§ WORK TO BE COMPLETED: Read the material below. Count the lines containing "Stable" and give that count alone.

§ DATA FOR THIS EXERCISE:
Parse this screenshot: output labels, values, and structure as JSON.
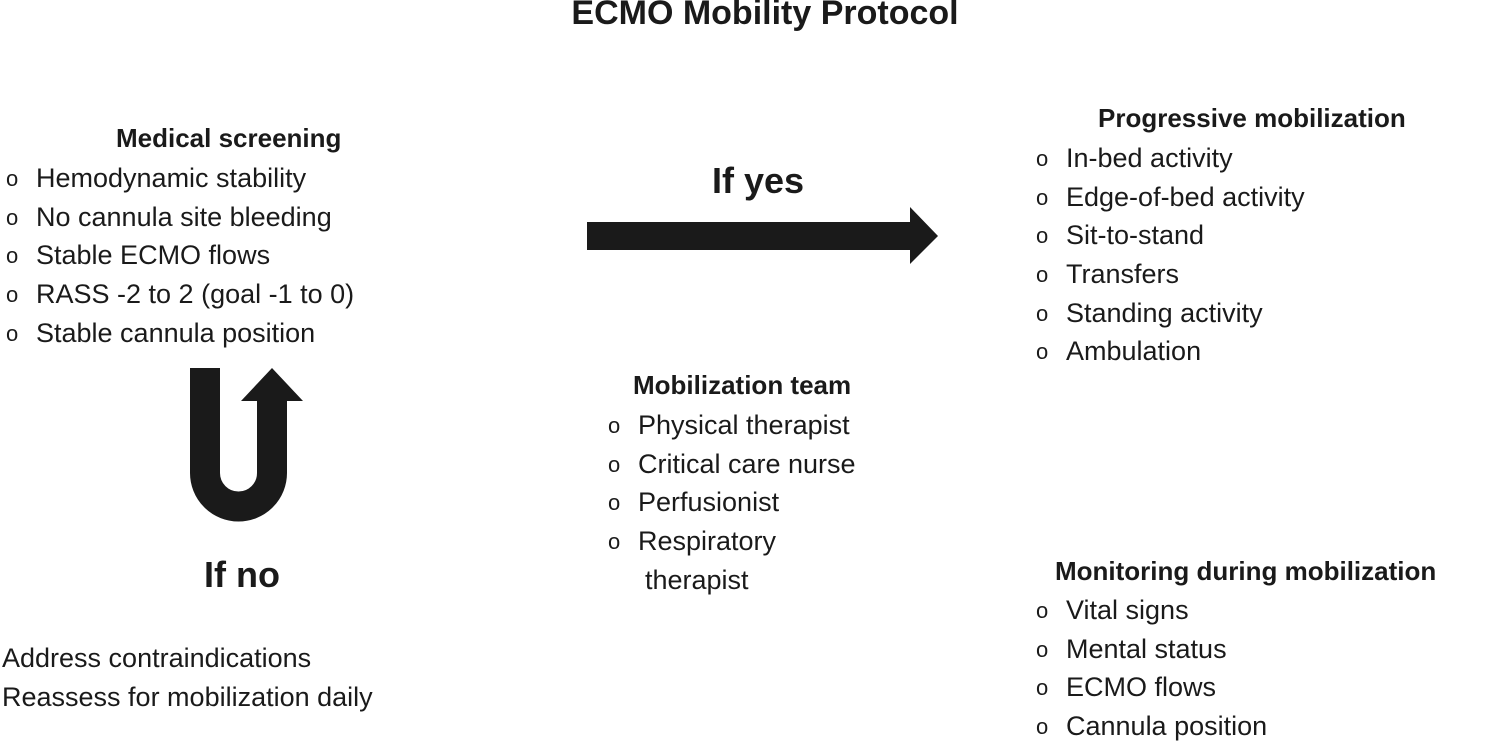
{
  "title": "ECMO Mobility Protocol",
  "medical_screening": {
    "heading": "Medical screening",
    "items": [
      "Hemodynamic stability",
      "No cannula site bleeding",
      "Stable ECMO flows",
      "RASS -2 to 2 (goal -1 to 0)",
      "Stable cannula position"
    ]
  },
  "if_yes": "If yes",
  "if_no": "If no",
  "no_actions": [
    "Address contraindications",
    "Reassess for mobilization daily"
  ],
  "progressive_mobilization": {
    "heading": "Progressive mobilization",
    "items": [
      "In-bed activity",
      "Edge-of-bed activity",
      "Sit-to-stand",
      "Transfers",
      "Standing activity",
      "Ambulation"
    ]
  },
  "mobilization_team": {
    "heading": "Mobilization team",
    "items": [
      "Physical therapist",
      "Critical care nurse",
      "Perfusionist",
      "Respiratory",
      "therapist"
    ]
  },
  "monitoring": {
    "heading": "Monitoring during mobilization",
    "items": [
      "Vital signs",
      "Mental status",
      "ECMO flows",
      "Cannula position"
    ]
  },
  "colors": {
    "arrow": "#1a1a1a"
  }
}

§ EXPECTED OUTPUT: 2